#### [What you will do]
Gather from the listing below each line that includes the word "Tiers", and copy it.

[start of Records provided]

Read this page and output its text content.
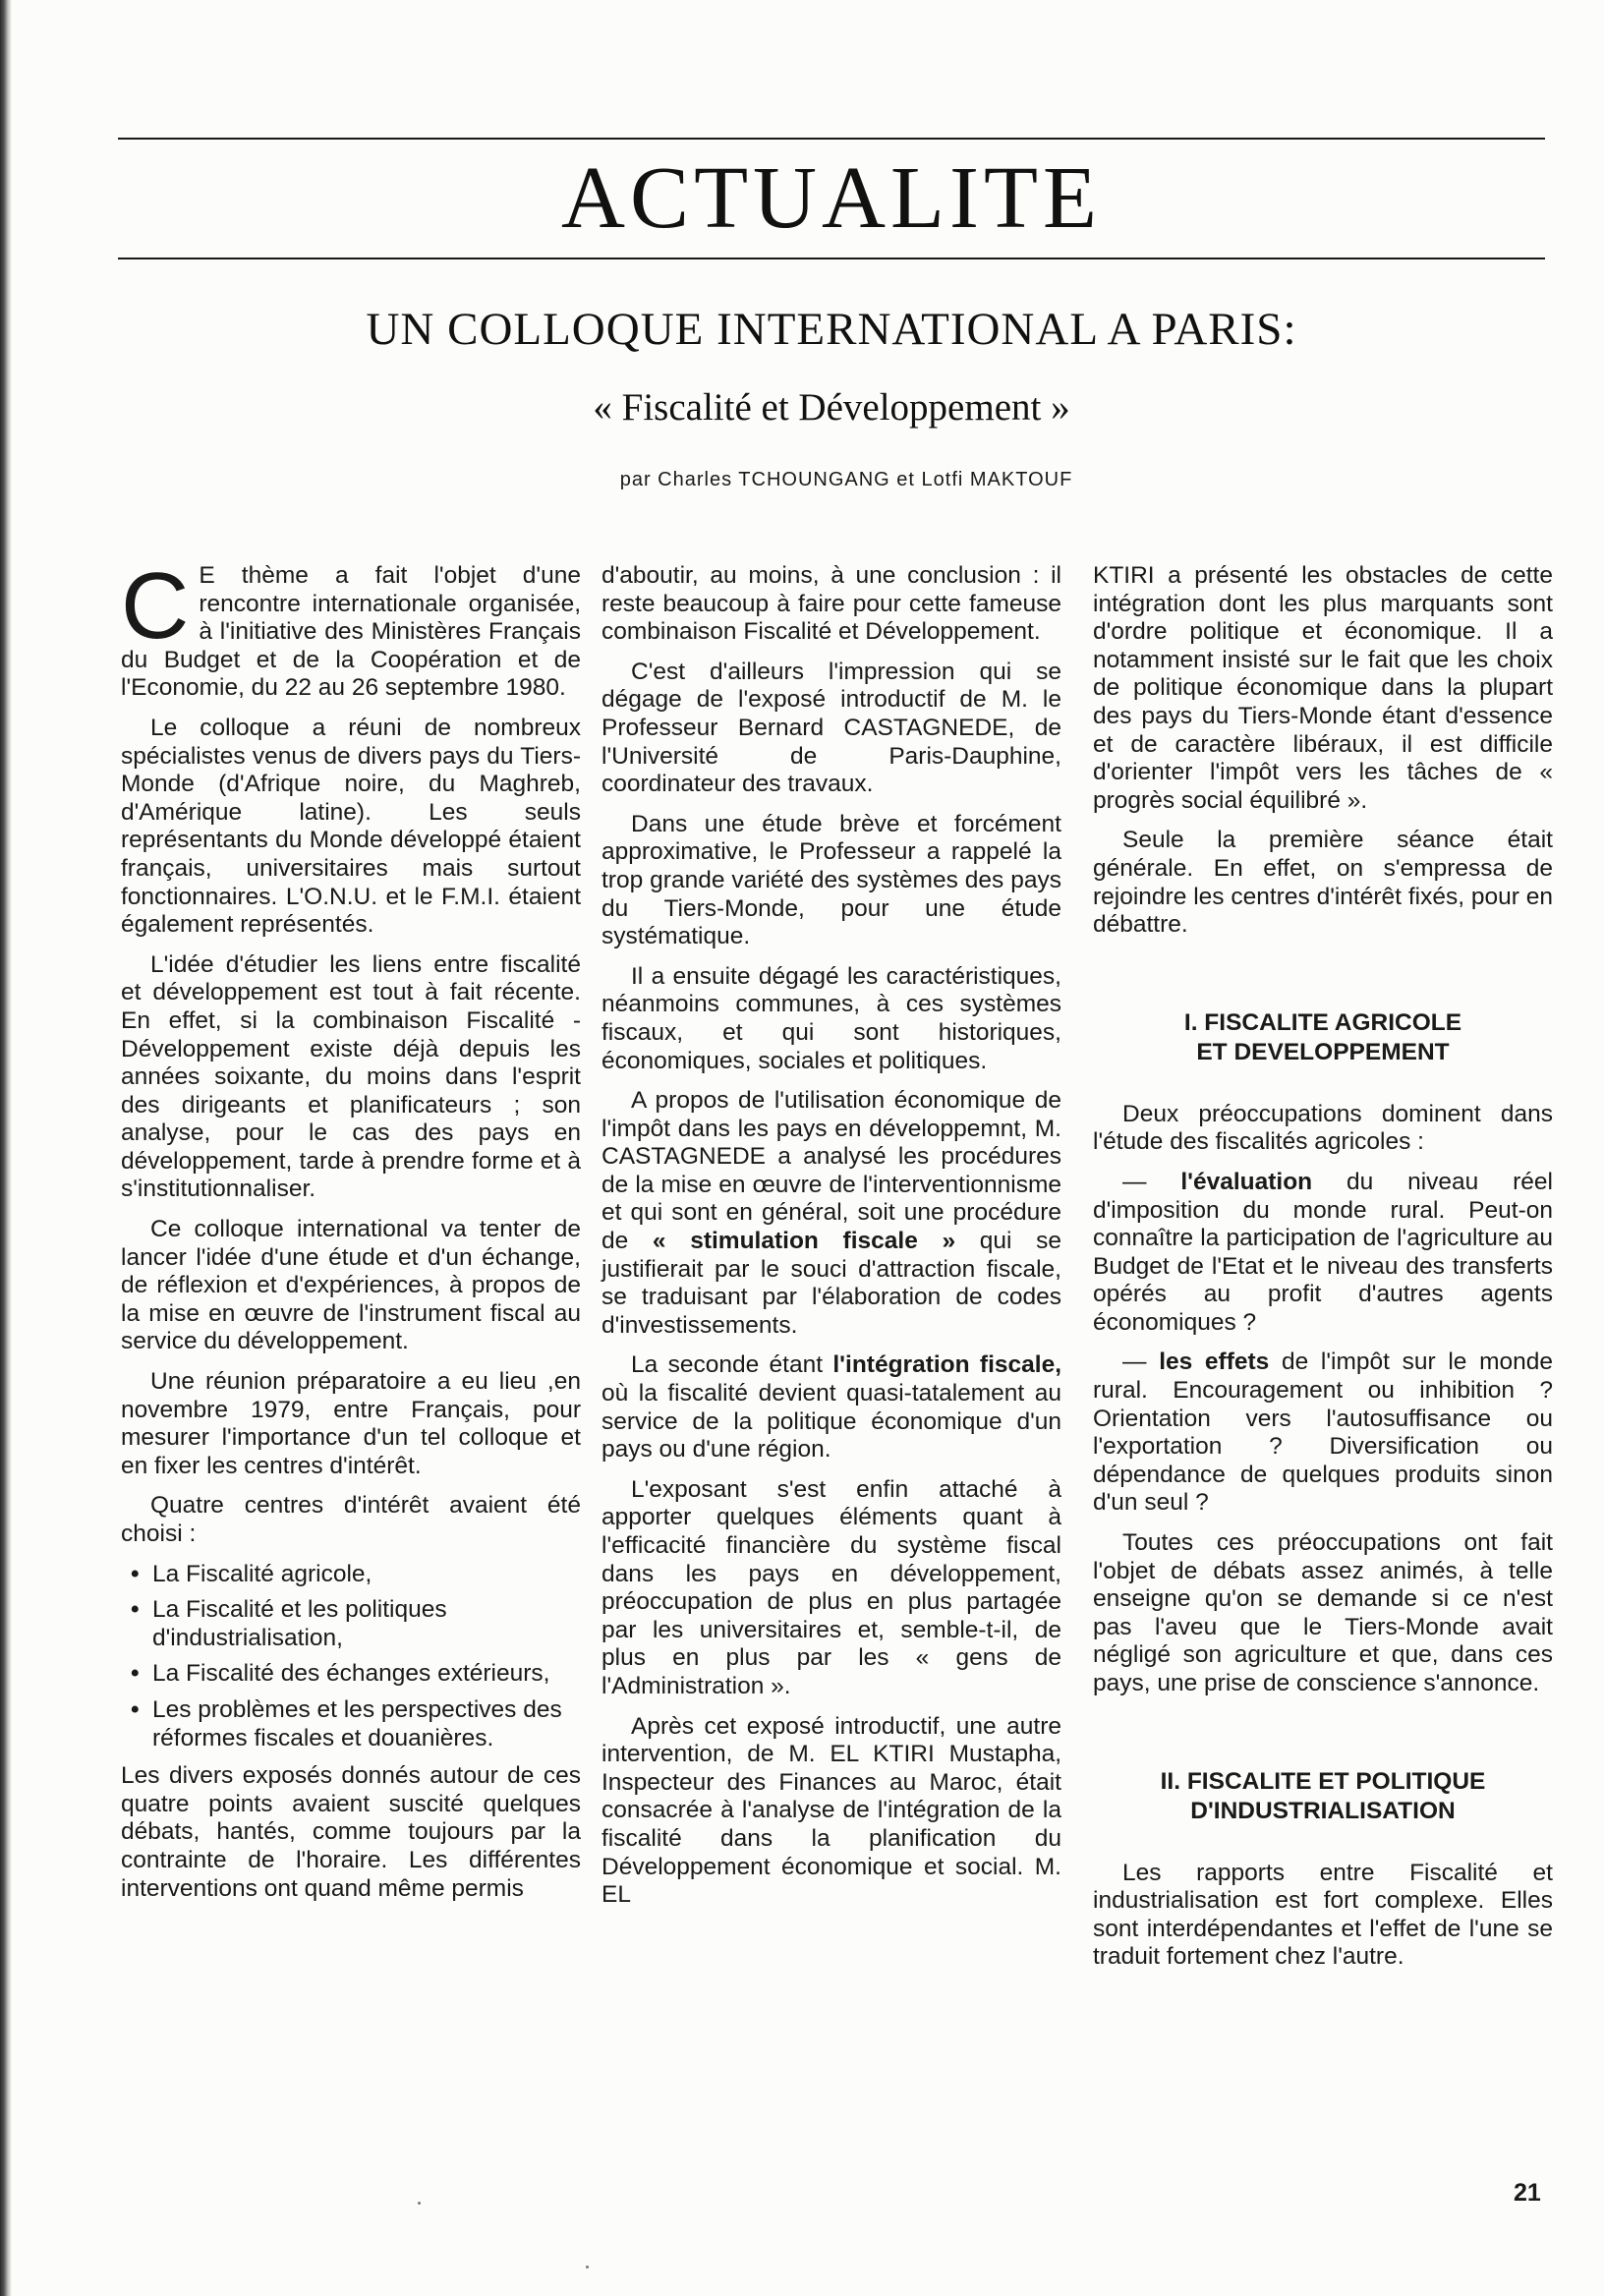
ACTUALITE
UN COLLOQUE INTERNATIONAL A PARIS:
« Fiscalité et Développement »
par Charles TCHOUNGANG et Lotfi MAKTOUF

C E thème a fait l'objet d'une rencontre internationale organisée, à l'initiative des Ministères Français du Budget et de la Coopération et de l'Economie, du 22 au 26 septembre 1980.

Le colloque a réuni de nombreux spécialistes venus de divers pays du Tiers-Monde (d'Afrique noire, du Maghreb, d'Amérique latine). Les seuls représentants du Monde développé étaient français, universitaires mais surtout fonctionnaires. L'O.N.U. et le F.M.I. étaient également représentés.

L'idée d'étudier les liens entre fiscalité et développement est tout à fait récente. En effet, si la combinaison Fiscalité - Développement existe déjà depuis les années soixante, du moins dans l'esprit des dirigeants et planificateurs ; son analyse, pour le cas des pays en développement, tarde à prendre forme et à s'institutionnaliser.

Ce colloque international va tenter de lancer l'idée d'une étude et d'un échange, de réflexion et d'expériences, à propos de la mise en œuvre de l'instrument fiscal au service du développement.

Une réunion préparatoire a eu lieu ,en novembre 1979, entre Français, pour mesurer l'importance d'un tel colloque et en fixer les centres d'intérêt.

Quatre centres d'intérêt avaient été choisi :

• La Fiscalité agricole,
• La Fiscalité et les politiques d'industrialisation,
• La Fiscalité des échanges extérieurs,
• Les problèmes et les perspectives des réformes fiscales et douanières.

Les divers exposés donnés autour de ces quatre points avaient suscité quelques débats, hantés, comme toujours par la contrainte de l'horaire. Les différentes interventions ont quand même permis

d'aboutir, au moins, à une conclusion : il reste beaucoup à faire pour cette fameuse combinaison Fiscalité et Développement.

C'est d'ailleurs l'impression qui se dégage de l'exposé introductif de M. le Professeur Bernard CASTAGNEDE, de l'Université de Paris-Dauphine, coordinateur des travaux.

Dans une étude brève et forcément approximative, le Professeur a rappelé la trop grande variété des systèmes des pays du Tiers-Monde, pour une étude systématique.

Il a ensuite dégagé les caractéristiques, néanmoins communes, à ces systèmes fiscaux, et qui sont historiques, économiques, sociales et politiques.

A propos de l'utilisation économique de l'impôt dans les pays en développemnt, M. CASTAGNEDE a analysé les procédures de la mise en œuvre de l'interventionnisme et qui sont en général, soit une procédure de « stimulation fiscale » qui se justifierait par le souci d'attraction fiscale, se traduisant par l'élaboration de codes d'investissements.

La seconde étant l'intégration fiscale, où la fiscalité devient quasi-tatalement au service de la politique économique d'un pays ou d'une région.

L'exposant s'est enfin attaché à apporter quelques éléments quant à l'efficacité financière du système fiscal dans les pays en développement, préoccupation de plus en plus partagée par les universitaires et, semble-t-il, de plus en plus par les « gens de l'Administration ».

Après cet exposé introductif, une autre intervention, de M. EL KTIRI Mustapha, Inspecteur des Finances au Maroc, était consacrée à l'analyse de l'intégration de la fiscalité dans la planification du Développement économique et social. M. EL

KTIRI a présenté les obstacles de cette intégration dont les plus marquants sont d'ordre politique et économique. Il a notamment insisté sur le fait que les choix de politique économique dans la plupart des pays du Tiers-Monde étant d'essence et de caractère libéraux, il est difficile d'orienter l'impôt vers les tâches de « progrès social équilibré ».

Seule la première séance était générale. En effet, on s'empressa de rejoindre les centres d'intérêt fixés, pour en débattre.

I. FISCALITE AGRICOLE
ET DEVELOPPEMENT

Deux préoccupations dominent dans l'étude des fiscalités agricoles :

— l'évaluation du niveau réel d'imposition du monde rural. Peut-on connaître la participation de l'agriculture au Budget de l'Etat et le niveau des transferts opérés au profit d'autres agents économiques ?

— les effets de l'impôt sur le monde rural. Encouragement ou inhibition ? Orientation vers l'autosuffisance ou l'exportation ? Diversification ou dépendance de quelques produits sinon d'un seul ?

Toutes ces préoccupations ont fait l'objet de débats assez animés, à telle enseigne qu'on se demande si ce n'est pas l'aveu que le Tiers-Monde avait négligé son agriculture et que, dans ces pays, une prise de conscience s'annonce.

II. FISCALITE ET POLITIQUE
D'INDUSTRIALISATION

Les rapports entre Fiscalité et industrialisation est fort complexe. Elles sont interdépendantes et l'effet de l'une se traduit fortement chez l'autre.

21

[end of Records provided]

#### [Reply]
Le colloque a réuni de nombreux spécialistes venus de divers pays du Tiers-Monde (d'Afrique noire, du Maghreb, d'Amérique latine). Les seuls représentants du Monde développé étaient français, universitaires mais surtout fonctionnaires. L'O.N.U. et le F.M.I. étaient également représentés.
Dans une étude brève et forcément approximative, le Professeur a rappelé la trop grande variété des systèmes des pays du Tiers-Monde, pour une étude systématique.
KTIRI a présenté les obstacles de cette intégration dont les plus marquants sont d'ordre politique et économique. Il a notamment insisté sur le fait que les choix de politique économique dans la plupart des pays du Tiers-Monde étant d'essence et de caractère libéraux, il est difficile d'orienter l'impôt vers les tâches de « progrès social équilibré ».
Toutes ces préoccupations ont fait l'objet de débats assez animés, à telle enseigne qu'on se demande si ce n'est pas l'aveu que le Tiers-Monde avait négligé son agriculture et que, dans ces pays, une prise de conscience s'annonce.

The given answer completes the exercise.